| Exercise |
Show each line from the listing that includes the word "name".
>>>>
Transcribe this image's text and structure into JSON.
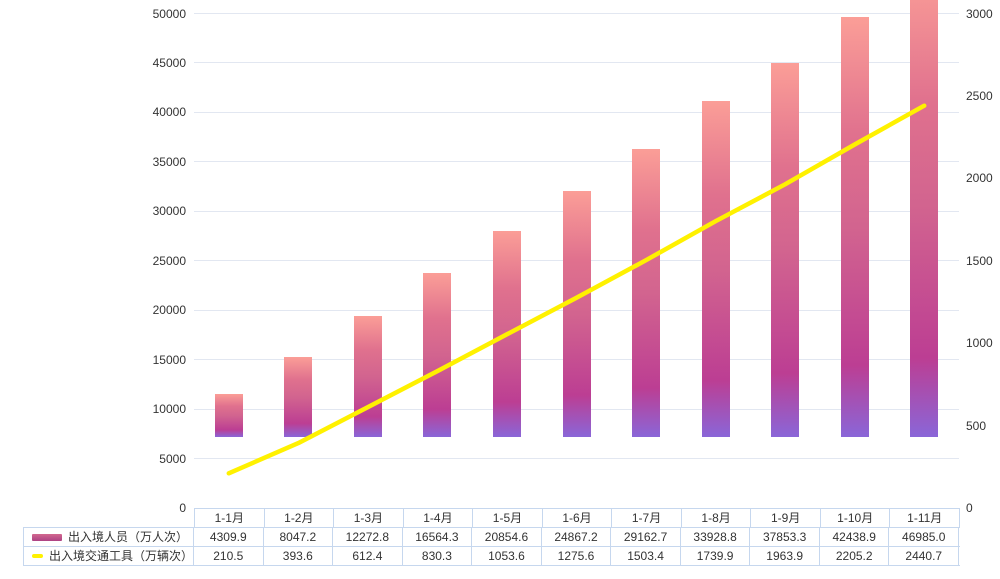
{
  "chart_data": {
    "type": "bar+line dual-axis combo",
    "categories": [
      "1-1月",
      "1-2月",
      "1-3月",
      "1-4月",
      "1-5月",
      "1-6月",
      "1-7月",
      "1-8月",
      "1-9月",
      "1-10月",
      "1-11月"
    ],
    "series": [
      {
        "name": "出入境人员（万人次）",
        "type": "bar",
        "axis": "left",
        "values": [
          4309.9,
          8047.2,
          12272.8,
          16564.3,
          20854.6,
          24867.2,
          29162.7,
          33928.8,
          37853.3,
          42438.9,
          46985.0
        ]
      },
      {
        "name": "出入境交通工具（万辆次）",
        "type": "line",
        "axis": "right",
        "values": [
          210.5,
          393.6,
          612.4,
          830.3,
          1053.6,
          1275.6,
          1503.4,
          1739.9,
          1963.9,
          2205.2,
          2440.7
        ]
      }
    ],
    "left_axis": {
      "min": 0,
      "max": 50000,
      "step": 5000,
      "ticks": [
        "0",
        "5000",
        "10000",
        "15000",
        "20000",
        "25000",
        "30000",
        "35000",
        "40000",
        "45000",
        "50000"
      ]
    },
    "right_axis": {
      "min": 0,
      "max": 3000,
      "step": 500,
      "ticks": [
        "0",
        "500",
        "1000",
        "1500",
        "2000",
        "2500",
        "3000"
      ]
    },
    "title": "",
    "grid": true,
    "legend_position": "bottom-left table",
    "value_decimals": 1
  },
  "colors": {
    "bar_gradient_top": "#fb9e97",
    "bar_gradient_mid": "#bc3e93",
    "bar_gradient_bottom": "#8a66d8",
    "line": "#fff100",
    "gridline": "#e2e7f1",
    "table_border": "#c6d7ee",
    "text": "#333333"
  }
}
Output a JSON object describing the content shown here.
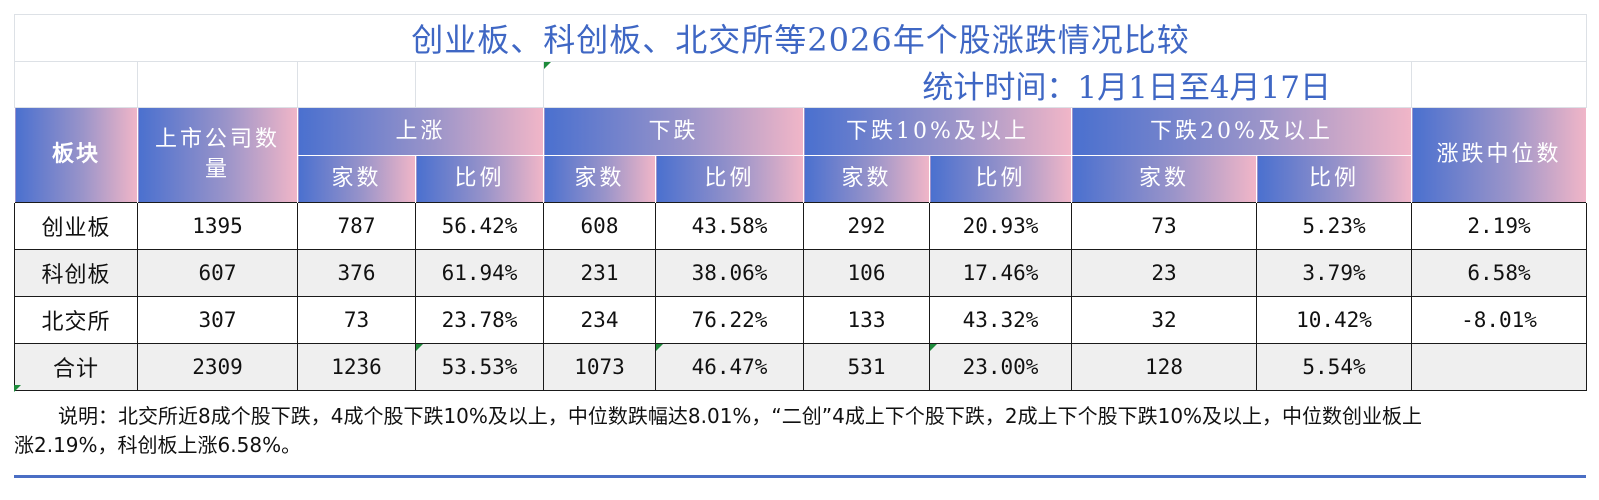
{
  "title": "创业板、科创板、北交所等2026年个股涨跌情况比较",
  "subtitle": "统计时间：1月1日至4月17日",
  "headers": {
    "board": "板块",
    "listed": "上市公司数量",
    "up": "上涨",
    "down": "下跌",
    "down10": "下跌10%及以上",
    "down20": "下跌20%及以上",
    "median": "涨跌中位数",
    "count": "家数",
    "ratio": "比例"
  },
  "rows": [
    {
      "name": "创业板",
      "listed": "1395",
      "up_n": "787",
      "up_r": "56.42%",
      "dn_n": "608",
      "dn_r": "43.58%",
      "d10_n": "292",
      "d10_r": "20.93%",
      "d20_n": "73",
      "d20_r": "5.23%",
      "median": "2.19%"
    },
    {
      "name": "科创板",
      "listed": "607",
      "up_n": "376",
      "up_r": "61.94%",
      "dn_n": "231",
      "dn_r": "38.06%",
      "d10_n": "106",
      "d10_r": "17.46%",
      "d20_n": "23",
      "d20_r": "3.79%",
      "median": "6.58%"
    },
    {
      "name": "北交所",
      "listed": "307",
      "up_n": "73",
      "up_r": "23.78%",
      "dn_n": "234",
      "dn_r": "76.22%",
      "d10_n": "133",
      "d10_r": "43.32%",
      "d20_n": "32",
      "d20_r": "10.42%",
      "median": "-8.01%"
    },
    {
      "name": "合计",
      "listed": "2309",
      "up_n": "1236",
      "up_r": "53.53%",
      "dn_n": "1073",
      "dn_r": "46.47%",
      "d10_n": "531",
      "d10_r": "23.00%",
      "d20_n": "128",
      "d20_r": "5.54%",
      "median": ""
    }
  ],
  "note": "说明：北交所近8成个股下跌，4成个股下跌10%及以上，中位数跌幅达8.01%，“二创”4成上下个股下跌，2成上下个股下跌10%及以上，中位数创业板上涨2.19%，科创板上涨6.58%。",
  "colors": {
    "accent": "#4a70cf",
    "pink": "#f1b6c8",
    "title": "#3f67c4",
    "mark": "#1d8a3b"
  }
}
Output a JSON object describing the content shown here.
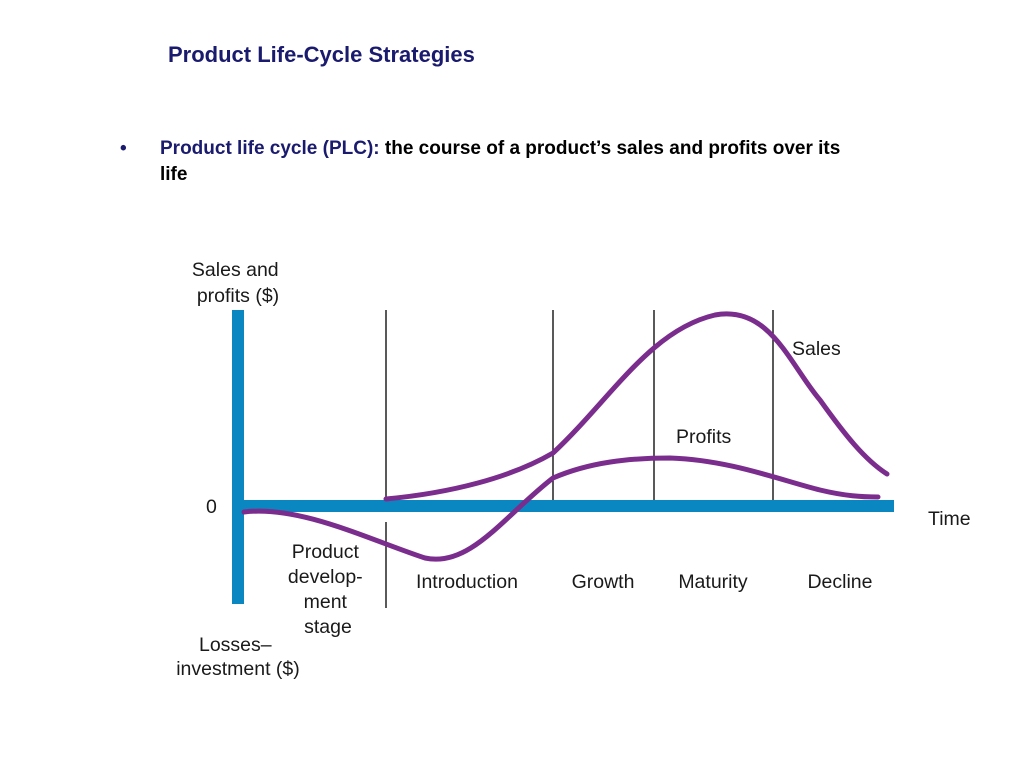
{
  "slide": {
    "title": "Product Life-Cycle Strategies",
    "bullet_term": "Product life cycle (PLC):",
    "bullet_definition": " the course of a product’s sales and profits over its life"
  },
  "diagram": {
    "y_axis_label_lines": [
      "Sales and",
      "profits ($)"
    ],
    "zero_label": "0",
    "x_axis_label": "Time",
    "negative_label_lines": [
      "Losses–",
      "investment ($)"
    ],
    "curves": [
      {
        "name": "Sales",
        "color": "#7b2d8e"
      },
      {
        "name": "Profits",
        "color": "#7b2d8e"
      }
    ],
    "stages": [
      {
        "label_lines": [
          "Product",
          "develop-",
          "ment",
          "stage"
        ]
      },
      {
        "label_lines": [
          "Introduction"
        ]
      },
      {
        "label_lines": [
          "Growth"
        ]
      },
      {
        "label_lines": [
          "Maturity"
        ]
      },
      {
        "label_lines": [
          "Decline"
        ]
      }
    ],
    "colors": {
      "axis": "#0a86c1",
      "curve": "#7b2d8e",
      "divider": "#222222"
    }
  }
}
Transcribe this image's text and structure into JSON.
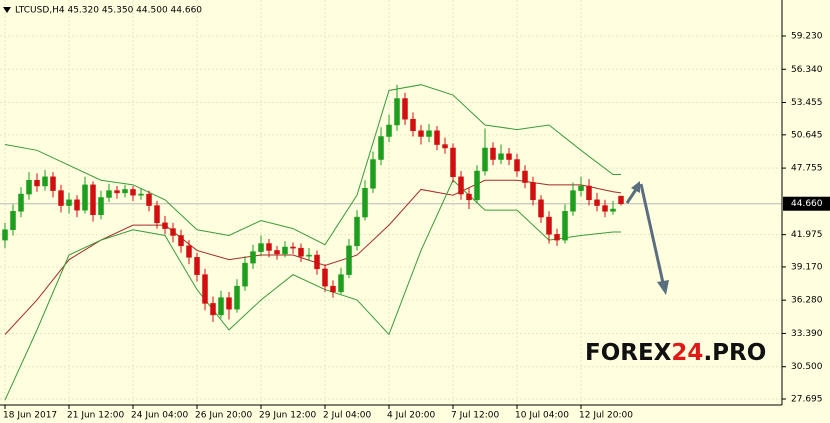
{
  "chart_data": {
    "type": "candlestick",
    "title": "LTCUSD,H4  45.320 45.350 44.500 44.660",
    "categories": [
      "18 Jun 2017",
      null,
      null,
      null,
      null,
      null,
      null,
      null,
      "21 Jun 12:00",
      null,
      null,
      null,
      null,
      null,
      null,
      null,
      "24 Jun 04:00",
      null,
      null,
      null,
      null,
      null,
      null,
      null,
      "26 Jun 20:00",
      null,
      null,
      null,
      null,
      null,
      null,
      null,
      "29 Jun 12:00",
      null,
      null,
      null,
      null,
      null,
      null,
      null,
      "2 Jul 04:00",
      null,
      null,
      null,
      null,
      null,
      null,
      null,
      "4 Jul 20:00",
      null,
      null,
      null,
      null,
      null,
      null,
      null,
      "7 Jul 12:00",
      null,
      null,
      null,
      null,
      null,
      null,
      null,
      "10 Jul 04:00",
      null,
      null,
      null,
      null,
      null,
      null,
      null,
      "12 Jul 20:00",
      null,
      null,
      null,
      null,
      null
    ],
    "candles": [
      [
        41.5,
        43.0,
        40.8,
        42.4
      ],
      [
        42.4,
        44.6,
        41.9,
        44.0
      ],
      [
        44.0,
        46.1,
        43.5,
        45.5
      ],
      [
        45.5,
        47.4,
        45.0,
        46.7
      ],
      [
        46.7,
        47.3,
        45.7,
        46.2
      ],
      [
        46.2,
        47.6,
        45.8,
        47.0
      ],
      [
        47.0,
        47.4,
        45.2,
        45.8
      ],
      [
        45.8,
        46.3,
        43.9,
        44.5
      ],
      [
        44.5,
        45.6,
        43.8,
        45.0
      ],
      [
        45.0,
        45.4,
        43.5,
        44.1
      ],
      [
        44.1,
        47.0,
        43.8,
        46.3
      ],
      [
        46.3,
        46.6,
        43.1,
        43.7
      ],
      [
        43.7,
        45.8,
        43.3,
        45.2
      ],
      [
        45.2,
        46.4,
        44.8,
        45.8
      ],
      [
        45.8,
        46.2,
        45.1,
        45.6
      ],
      [
        45.6,
        46.3,
        45.2,
        45.9
      ],
      [
        45.9,
        46.2,
        44.9,
        45.4
      ],
      [
        45.4,
        46.0,
        45.0,
        45.5
      ],
      [
        45.5,
        45.8,
        44.0,
        44.5
      ],
      [
        44.5,
        44.9,
        42.5,
        43.0
      ],
      [
        43.0,
        43.6,
        42.0,
        42.5
      ],
      [
        42.5,
        43.0,
        41.3,
        41.9
      ],
      [
        41.9,
        42.4,
        40.4,
        41.0
      ],
      [
        41.0,
        41.5,
        39.4,
        40.0
      ],
      [
        40.0,
        40.4,
        37.9,
        38.5
      ],
      [
        38.5,
        39.0,
        35.4,
        36.0
      ],
      [
        36.0,
        36.6,
        34.4,
        35.0
      ],
      [
        35.0,
        37.1,
        34.7,
        36.5
      ],
      [
        36.5,
        37.0,
        34.6,
        35.5
      ],
      [
        35.5,
        38.1,
        35.2,
        37.5
      ],
      [
        37.5,
        40.1,
        37.1,
        39.5
      ],
      [
        39.5,
        41.1,
        39.0,
        40.5
      ],
      [
        40.5,
        41.9,
        40.1,
        41.2
      ],
      [
        41.2,
        41.6,
        40.0,
        40.6
      ],
      [
        40.6,
        41.0,
        39.8,
        40.3
      ],
      [
        40.3,
        41.4,
        40.0,
        40.9
      ],
      [
        40.9,
        41.3,
        40.3,
        40.8
      ],
      [
        40.8,
        41.2,
        39.6,
        40.1
      ],
      [
        40.1,
        40.8,
        39.7,
        40.2
      ],
      [
        40.2,
        40.6,
        38.5,
        39.0
      ],
      [
        39.0,
        39.4,
        37.0,
        37.5
      ],
      [
        37.5,
        38.0,
        36.5,
        37.0
      ],
      [
        37.0,
        39.1,
        36.8,
        38.5
      ],
      [
        38.5,
        41.6,
        38.2,
        41.0
      ],
      [
        41.0,
        44.1,
        40.6,
        43.5
      ],
      [
        43.5,
        46.7,
        43.2,
        46.0
      ],
      [
        46.0,
        49.2,
        45.6,
        48.5
      ],
      [
        48.5,
        51.3,
        48.0,
        50.5
      ],
      [
        50.5,
        52.4,
        50.0,
        51.5
      ],
      [
        51.5,
        55.0,
        51.0,
        53.8
      ],
      [
        53.8,
        54.3,
        51.5,
        52.0
      ],
      [
        52.0,
        52.6,
        50.5,
        51.0
      ],
      [
        51.0,
        51.5,
        49.8,
        50.5
      ],
      [
        50.5,
        51.6,
        50.0,
        51.0
      ],
      [
        51.0,
        51.4,
        49.3,
        49.8
      ],
      [
        49.8,
        50.4,
        49.0,
        49.5
      ],
      [
        49.5,
        49.9,
        46.5,
        47.0
      ],
      [
        47.0,
        47.5,
        45.0,
        45.5
      ],
      [
        45.5,
        46.0,
        44.2,
        45.0
      ],
      [
        45.0,
        48.0,
        44.7,
        47.5
      ],
      [
        47.5,
        51.2,
        47.1,
        49.5
      ],
      [
        49.5,
        50.0,
        48.0,
        48.5
      ],
      [
        48.5,
        49.8,
        48.1,
        49.0
      ],
      [
        49.0,
        49.5,
        48.0,
        48.5
      ],
      [
        48.5,
        49.0,
        47.0,
        47.5
      ],
      [
        47.5,
        48.0,
        46.0,
        46.5
      ],
      [
        46.5,
        47.0,
        44.5,
        45.0
      ],
      [
        45.0,
        45.4,
        43.0,
        43.5
      ],
      [
        43.5,
        44.0,
        41.2,
        42.0
      ],
      [
        42.0,
        42.5,
        41.0,
        41.5
      ],
      [
        41.5,
        44.6,
        41.2,
        44.0
      ],
      [
        44.0,
        46.5,
        43.6,
        45.8
      ],
      [
        45.8,
        47.0,
        45.3,
        46.2
      ],
      [
        46.2,
        46.8,
        44.5,
        45.0
      ],
      [
        45.0,
        45.6,
        44.0,
        44.5
      ],
      [
        44.5,
        45.0,
        43.5,
        44.0
      ],
      [
        44.0,
        44.9,
        43.7,
        44.2
      ],
      [
        45.32,
        45.35,
        44.5,
        44.66
      ]
    ],
    "up_color": "#1e9e1e",
    "down_color": "#d01010",
    "bands": {
      "x": [
        0,
        4,
        8,
        12,
        16,
        20,
        24,
        28,
        32,
        36,
        40,
        44,
        48,
        52,
        56,
        60,
        64,
        68,
        72,
        76,
        77
      ],
      "series": [
        {
          "color": "#3a9a3a",
          "values": [
            49.8,
            49.3,
            48.0,
            46.7,
            46.3,
            45.0,
            42.4,
            41.9,
            43.2,
            42.5,
            41.1,
            45.4,
            54.5,
            55.0,
            54.1,
            51.5,
            51.1,
            51.5,
            49.3,
            47.2,
            47.2
          ]
        },
        {
          "color": "#a52a2a",
          "values": [
            33.3,
            36.3,
            39.8,
            41.5,
            42.8,
            42.8,
            40.6,
            39.8,
            40.2,
            40.2,
            39.3,
            40.2,
            42.8,
            45.9,
            45.4,
            46.7,
            46.7,
            46.3,
            46.3,
            45.7,
            45.6
          ]
        },
        {
          "color": "#3a9a3a",
          "values": [
            27.6,
            33.7,
            40.2,
            41.5,
            42.4,
            41.9,
            37.2,
            33.7,
            36.3,
            38.5,
            37.2,
            36.3,
            33.3,
            40.6,
            46.7,
            44.1,
            44.1,
            41.5,
            41.9,
            42.2,
            42.2
          ]
        }
      ]
    },
    "ylim": [
      27.174,
      62.358
    ],
    "yticks": [
      {
        "value": 59.23,
        "label": "59.230"
      },
      {
        "value": 56.34,
        "label": "56.340"
      },
      {
        "value": 53.455,
        "label": "53.455"
      },
      {
        "value": 50.645,
        "label": "50.645"
      },
      {
        "value": 47.755,
        "label": "47.755"
      },
      {
        "value": 41.975,
        "label": "41.975"
      },
      {
        "value": 39.17,
        "label": "39.170"
      },
      {
        "value": 36.28,
        "label": "36.280"
      },
      {
        "value": 33.39,
        "label": "33.390"
      },
      {
        "value": 30.5,
        "label": "30.500"
      },
      {
        "value": 27.695,
        "label": "27.695"
      }
    ],
    "current_price": {
      "value": 44.66,
      "label": "44.660"
    },
    "grid": true,
    "watermark": [
      "FOREX",
      "24",
      ".PRO"
    ]
  }
}
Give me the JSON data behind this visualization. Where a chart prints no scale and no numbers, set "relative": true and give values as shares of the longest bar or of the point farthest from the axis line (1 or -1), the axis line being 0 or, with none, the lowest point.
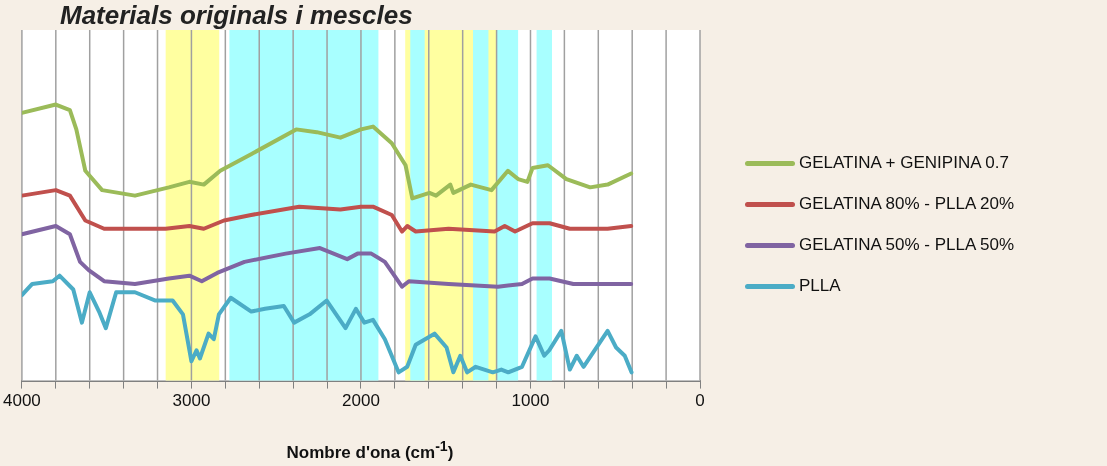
<<<<
| Answer to this problem |
        "name": "出入境人员（万人次）",
        "name": "出入境交通工具（万辆次）",
      "name": "创业板",
      "name": "科创板",
      "name": "北交所",
      "name": "合计",
        "name": "Sales",
        "name": "Profits",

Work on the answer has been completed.